#### The exercise:
From the entries below, copy every line holding the word "nasal".

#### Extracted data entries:
· · · · · · ·

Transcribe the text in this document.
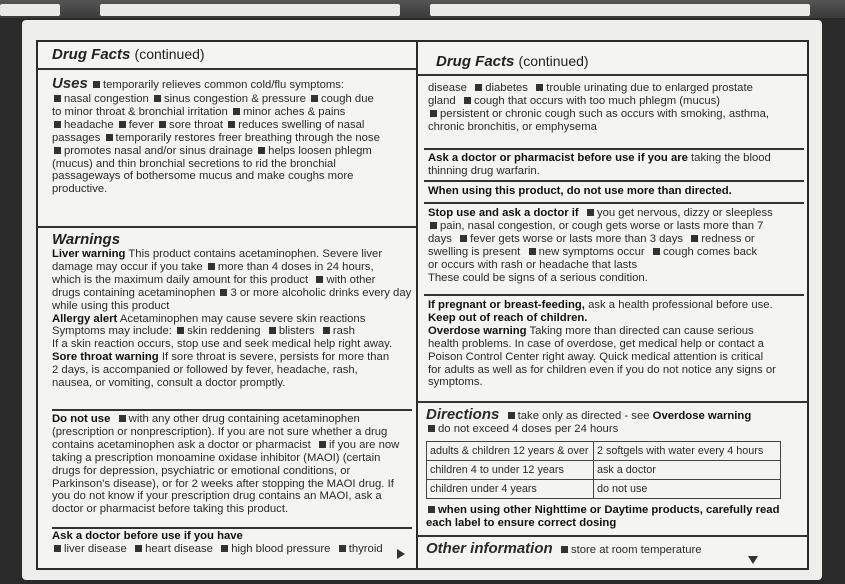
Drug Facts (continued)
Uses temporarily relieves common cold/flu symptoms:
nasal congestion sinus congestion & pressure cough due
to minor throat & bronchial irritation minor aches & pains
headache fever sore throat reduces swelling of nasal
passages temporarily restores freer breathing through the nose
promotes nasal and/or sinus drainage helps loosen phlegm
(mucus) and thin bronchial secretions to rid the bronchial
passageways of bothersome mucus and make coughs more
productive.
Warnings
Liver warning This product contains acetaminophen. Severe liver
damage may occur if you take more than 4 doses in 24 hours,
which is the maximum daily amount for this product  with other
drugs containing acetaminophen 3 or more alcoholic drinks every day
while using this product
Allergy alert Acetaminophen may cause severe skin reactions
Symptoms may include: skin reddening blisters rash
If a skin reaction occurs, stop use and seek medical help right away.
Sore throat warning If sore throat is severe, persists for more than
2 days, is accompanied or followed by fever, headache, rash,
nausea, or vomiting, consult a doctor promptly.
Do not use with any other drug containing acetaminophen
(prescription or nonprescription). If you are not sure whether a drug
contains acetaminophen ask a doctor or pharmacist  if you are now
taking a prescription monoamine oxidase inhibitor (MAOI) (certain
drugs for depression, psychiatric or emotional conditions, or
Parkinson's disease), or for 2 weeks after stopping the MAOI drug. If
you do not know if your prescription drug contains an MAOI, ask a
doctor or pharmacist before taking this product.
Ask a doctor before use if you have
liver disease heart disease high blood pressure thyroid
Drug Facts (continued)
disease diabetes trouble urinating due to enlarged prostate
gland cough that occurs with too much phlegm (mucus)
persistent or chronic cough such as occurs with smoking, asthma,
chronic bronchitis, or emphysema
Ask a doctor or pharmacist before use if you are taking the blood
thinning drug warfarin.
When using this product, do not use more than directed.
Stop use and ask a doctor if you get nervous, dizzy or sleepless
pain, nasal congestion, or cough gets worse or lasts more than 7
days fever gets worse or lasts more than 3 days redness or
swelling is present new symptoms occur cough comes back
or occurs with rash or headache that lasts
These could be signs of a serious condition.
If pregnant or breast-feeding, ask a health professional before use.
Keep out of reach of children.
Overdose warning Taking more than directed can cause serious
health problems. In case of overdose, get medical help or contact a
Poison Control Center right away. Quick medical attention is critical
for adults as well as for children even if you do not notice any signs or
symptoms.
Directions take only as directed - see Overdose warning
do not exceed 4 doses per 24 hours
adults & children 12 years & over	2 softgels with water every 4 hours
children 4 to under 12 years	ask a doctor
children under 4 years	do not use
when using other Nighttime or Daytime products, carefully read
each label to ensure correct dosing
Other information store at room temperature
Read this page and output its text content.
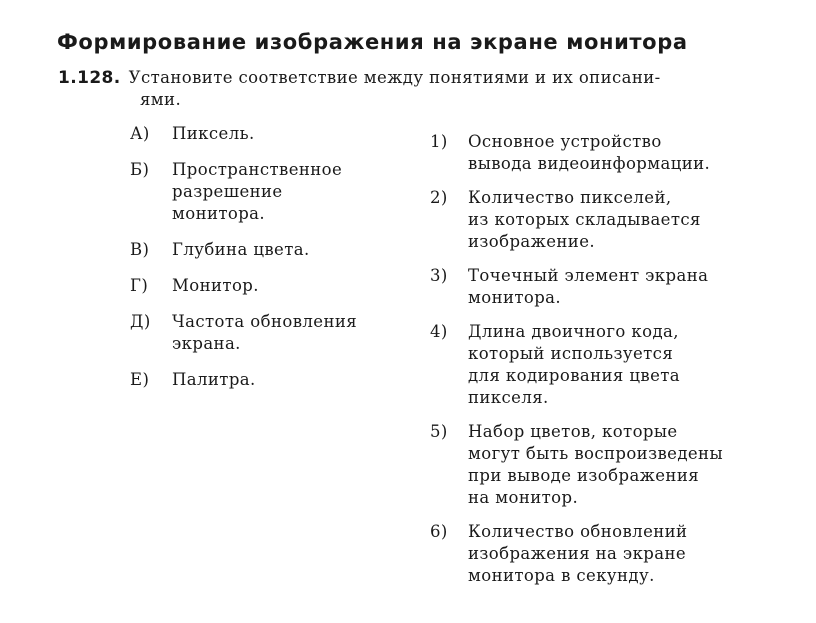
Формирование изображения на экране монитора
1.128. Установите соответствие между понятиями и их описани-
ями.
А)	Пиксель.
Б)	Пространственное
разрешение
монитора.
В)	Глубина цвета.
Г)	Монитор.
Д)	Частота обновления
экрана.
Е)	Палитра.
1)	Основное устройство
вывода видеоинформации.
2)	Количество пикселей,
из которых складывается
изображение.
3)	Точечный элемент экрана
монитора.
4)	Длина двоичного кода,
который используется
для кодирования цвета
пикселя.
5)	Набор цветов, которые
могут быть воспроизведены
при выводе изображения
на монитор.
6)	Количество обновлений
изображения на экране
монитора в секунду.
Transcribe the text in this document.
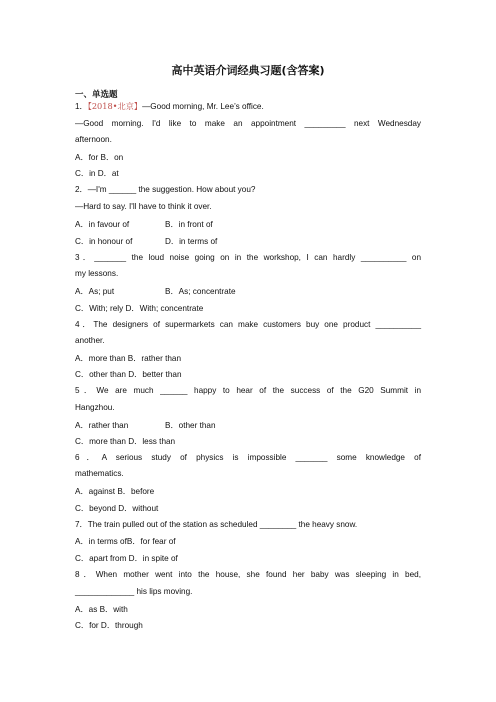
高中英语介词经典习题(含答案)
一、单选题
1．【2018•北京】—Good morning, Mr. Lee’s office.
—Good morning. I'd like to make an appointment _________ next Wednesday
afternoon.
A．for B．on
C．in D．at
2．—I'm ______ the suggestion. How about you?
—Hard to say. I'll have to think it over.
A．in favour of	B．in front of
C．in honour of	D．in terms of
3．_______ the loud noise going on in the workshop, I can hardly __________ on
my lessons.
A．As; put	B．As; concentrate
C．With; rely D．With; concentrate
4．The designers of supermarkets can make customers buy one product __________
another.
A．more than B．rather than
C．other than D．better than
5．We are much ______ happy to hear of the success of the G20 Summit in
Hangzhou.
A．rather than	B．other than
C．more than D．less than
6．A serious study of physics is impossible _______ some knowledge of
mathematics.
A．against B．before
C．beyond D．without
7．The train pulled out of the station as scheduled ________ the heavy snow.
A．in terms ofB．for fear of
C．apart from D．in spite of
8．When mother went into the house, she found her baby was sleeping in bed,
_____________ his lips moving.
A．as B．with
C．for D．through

· · · · · · ·

#### The solution:
nasal congestion sinus congestion & pressure cough due
headache fever sore throat reduces swelling of nasal
promotes nasal and/or sinus drainage helps loosen phlegm
pain, nasal congestion, or cough gets worse or lasts more than 7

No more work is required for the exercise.